*Brief*. Please output the records below in full, exactly as given, but without the images.

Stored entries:
· · · · · · ·

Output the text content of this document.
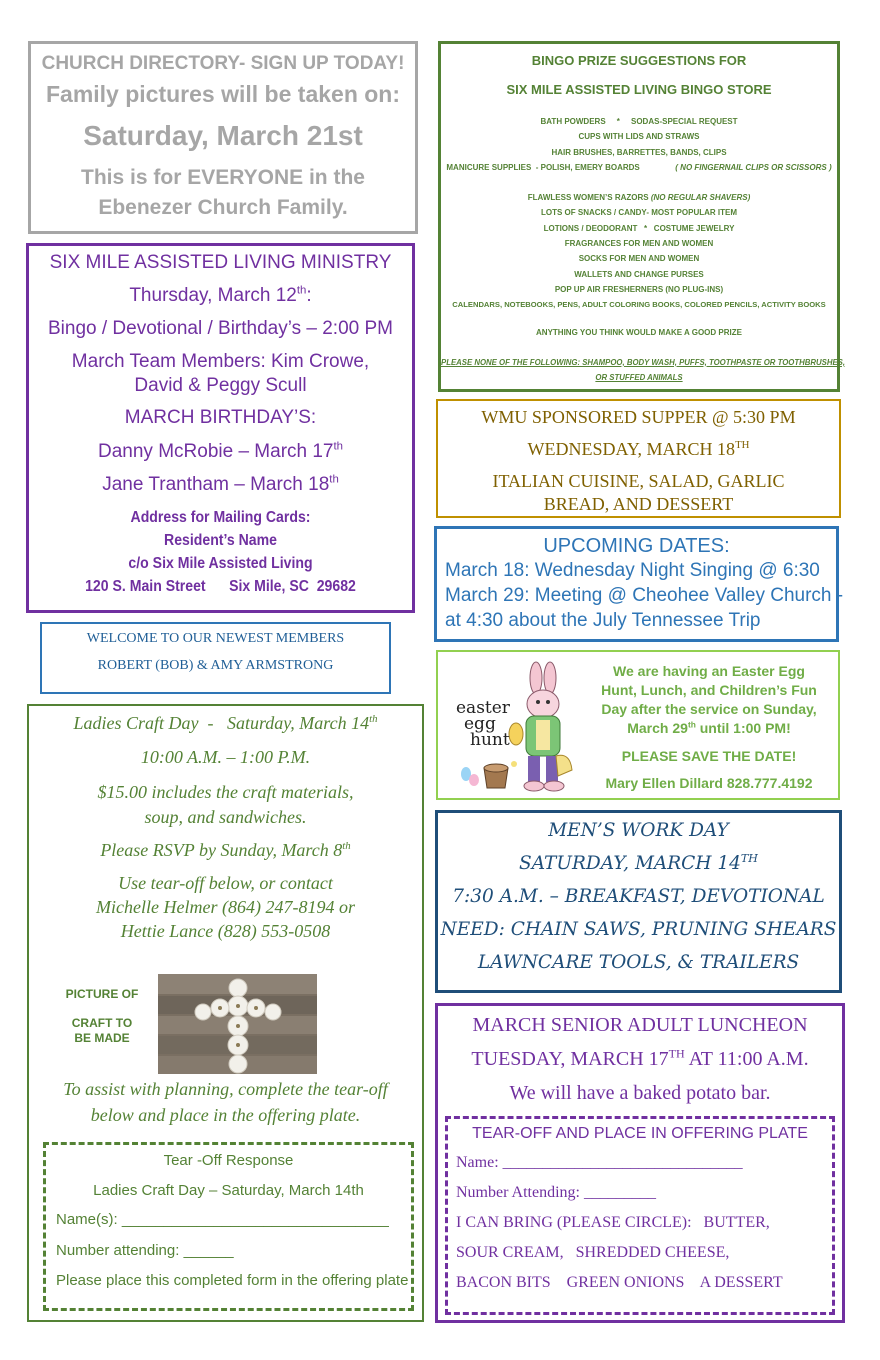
CHURCH DIRECTORY- SIGN UP TODAY!
Family pictures will be taken on:
Saturday, March 21st
This is for EVERYONE in the
Ebenezer Church Family.
SIX MILE ASSISTED LIVING MINISTRY
Thursday, March 12th:
Bingo / Devotional / Birthday’s – 2:00 PM
March Team Members: Kim Crowe,
David & Peggy Scull
MARCH BIRTHDAY’S:
Danny McRobie – March 17th
Jane Trantham – March 18th
Address for Mailing Cards:
Resident’s Name
c/o Six Mile Assisted Living
120 S. Main Street      Six Mile, SC  29682
WELCOME TO OUR NEWEST MEMBERS
ROBERT (BOB) & AMY ARMSTRONG
Ladies Craft Day  -   Saturday, March 14th
10:00 A.M. – 1:00 P.M.
$15.00 includes the craft materials,
soup, and sandwiches.
Please RSVP by Sunday, March 8th
Use tear-off below, or contact
Michelle Helmer (864) 247-8194 or
Hettie Lance (828) 553-0508
PICTURE OF
CRAFT TO
BE MADE
To assist with planning, complete the tear-off
below and place in the offering plate.
Tear -Off Response
Ladies Craft Day – Saturday, March 14th
Name(s): ________________________________
Number attending: ______
Please place this completed form in the offering plate
BINGO PRIZE SUGGESTIONS FOR
SIX MILE ASSISTED LIVING BINGO STORE
BATH POWDERS     *     SODAS-SPECIAL REQUEST
CUPS WITH LIDS AND STRAWS
HAIR BRUSHES, BARRETTES, BANDS, CLIPS
MANICURE SUPPLIES  - POLISH, EMERY BOARDS	( NO FINGERNAIL CLIPS OR SCISSORS )
FLAWLESS WOMEN’S RAZORS (NO REGULAR SHAVERS)
LOTS OF SNACKS / CANDY- MOST POPULAR ITEM
LOTIONS / DEODORANT   *   COSTUME JEWELRY
FRAGRANCES FOR MEN AND WOMEN
SOCKS FOR MEN AND WOMEN
WALLETS AND CHANGE PURSES
POP UP AIR FRESHERNERS (NO PLUG-INS)
CALENDARS, NOTEBOOKS, PENS, ADULT COLORING BOOKS, COLORED PENCILS, ACTIVITY BOOKS
ANYTHING YOU THINK WOULD MAKE A GOOD PRIZE
PLEASE NONE OF THE FOLLOWING: SHAMPOO, BODY WASH, PUFFS, TOOTHPASTE OR TOOTHBRUSHES,
OR STUFFED ANIMALS
WMU SPONSORED SUPPER @ 5:30 PM
WEDNESDAY, MARCH 18TH
ITALIAN CUISINE, SALAD, GARLIC
BREAD, AND DESSERT
UPCOMING DATES:
March 18: Wednesday Night Singing @ 6:30
March 29: Meeting @ Cheohee Valley Church -
at 4:30 about the July Tennessee Trip
easter
egg
hunt
We are having an Easter Egg
Hunt, Lunch, and Children’s Fun
Day after the service on Sunday,
March 29th until 1:00 PM!
PLEASE SAVE THE DATE!
Mary Ellen Dillard 828.777.4192
MEN’S WORK DAY
SATURDAY, MARCH 14TH
7:30 A.M. – BREAKFAST, DEVOTIONAL
NEED: CHAIN SAWS, PRUNING SHEARS
LAWNCARE TOOLS, & TRAILERS
MARCH SENIOR ADULT LUNCHEON
TUESDAY, MARCH 17TH AT 11:00 A.M.
We will have a baked potato bar.
TEAR-OFF AND PLACE IN OFFERING PLATE
Name: ______________________________
Number Attending: _________
I CAN BRING (PLEASE CIRCLE):   BUTTER,
SOUR CREAM,   SHREDDED CHEESE,
BACON BITS    GREEN ONIONS    A DESSERT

· · · · · · ·

*Task output*.
Output the text content of this document.
CHURCH DIRECTORY- SIGN UP TODAY!
Family pictures will be taken on:
Saturday, March 21st
This is for EVERYONE in the
Ebenezer Church Family.
SIX MILE ASSISTED LIVING MINISTRY
Thursday, March 12th:
Bingo / Devotional / Birthday’s – 2:00 PM
March Team Members: Kim Crowe,
David & Peggy Scull
MARCH BIRTHDAY’S:
Danny McRobie – March 17th
Jane Trantham – March 18th
Address for Mailing Cards:
Resident’s Name
c/o Six Mile Assisted Living
120 S. Main Street      Six Mile, SC  29682
WELCOME TO OUR NEWEST MEMBERS
ROBERT (BOB) & AMY ARMSTRONG
Ladies Craft Day  -   Saturday, March 14th
10:00 A.M. – 1:00 P.M.
$15.00 includes the craft materials,
soup, and sandwiches.
Please RSVP by Sunday, March 8th
Use tear-off below, or contact
Michelle Helmer (864) 247-8194 or
Hettie Lance (828) 553-0508
PICTURE OF
CRAFT TO
BE MADE
To assist with planning, complete the tear-off
below and place in the offering plate.
Tear -Off Response
Ladies Craft Day – Saturday, March 14th
Name(s): ________________________________
Number attending: ______
Please place this completed form in the offering plate
BINGO PRIZE SUGGESTIONS FOR
SIX MILE ASSISTED LIVING BINGO STORE
BATH POWDERS     *     SODAS-SPECIAL REQUEST
CUPS WITH LIDS AND STRAWS
HAIR BRUSHES, BARRETTES, BANDS, CLIPS
MANICURE SUPPLIES  - POLISH, EMERY BOARDS	( NO FINGERNAIL CLIPS OR SCISSORS )
FLAWLESS WOMEN’S RAZORS (NO REGULAR SHAVERS)
LOTS OF SNACKS / CANDY- MOST POPULAR ITEM
LOTIONS / DEODORANT   *   COSTUME JEWELRY
FRAGRANCES FOR MEN AND WOMEN
SOCKS FOR MEN AND WOMEN
WALLETS AND CHANGE PURSES
POP UP AIR FRESHERNERS (NO PLUG-INS)
CALENDARS, NOTEBOOKS, PENS, ADULT COLORING BOOKS, COLORED PENCILS, ACTIVITY BOOKS
ANYTHING YOU THINK WOULD MAKE A GOOD PRIZE
PLEASE NONE OF THE FOLLOWING: SHAMPOO, BODY WASH, PUFFS, TOOTHPASTE OR TOOTHBRUSHES,
OR STUFFED ANIMALS
WMU SPONSORED SUPPER @ 5:30 PM
WEDNESDAY, MARCH 18TH
ITALIAN CUISINE, SALAD, GARLIC
BREAD, AND DESSERT
UPCOMING DATES:
March 18: Wednesday Night Singing @ 6:30
March 29: Meeting @ Cheohee Valley Church -
at 4:30 about the July Tennessee Trip
easter
egg
hunt
We are having an Easter Egg
Hunt, Lunch, and Children’s Fun
Day after the service on Sunday,
March 29th until 1:00 PM!
PLEASE SAVE THE DATE!
Mary Ellen Dillard 828.777.4192
MEN’S WORK DAY
SATURDAY, MARCH 14TH
7:30 A.M. – BREAKFAST, DEVOTIONAL
NEED: CHAIN SAWS, PRUNING SHEARS
LAWNCARE TOOLS, & TRAILERS
MARCH SENIOR ADULT LUNCHEON
TUESDAY, MARCH 17TH AT 11:00 A.M.
We will have a baked potato bar.
TEAR-OFF AND PLACE IN OFFERING PLATE
Name: ______________________________
Number Attending: _________
I CAN BRING (PLEASE CIRCLE):   BUTTER,
SOUR CREAM,   SHREDDED CHEESE,
BACON BITS    GREEN ONIONS    A DESSERT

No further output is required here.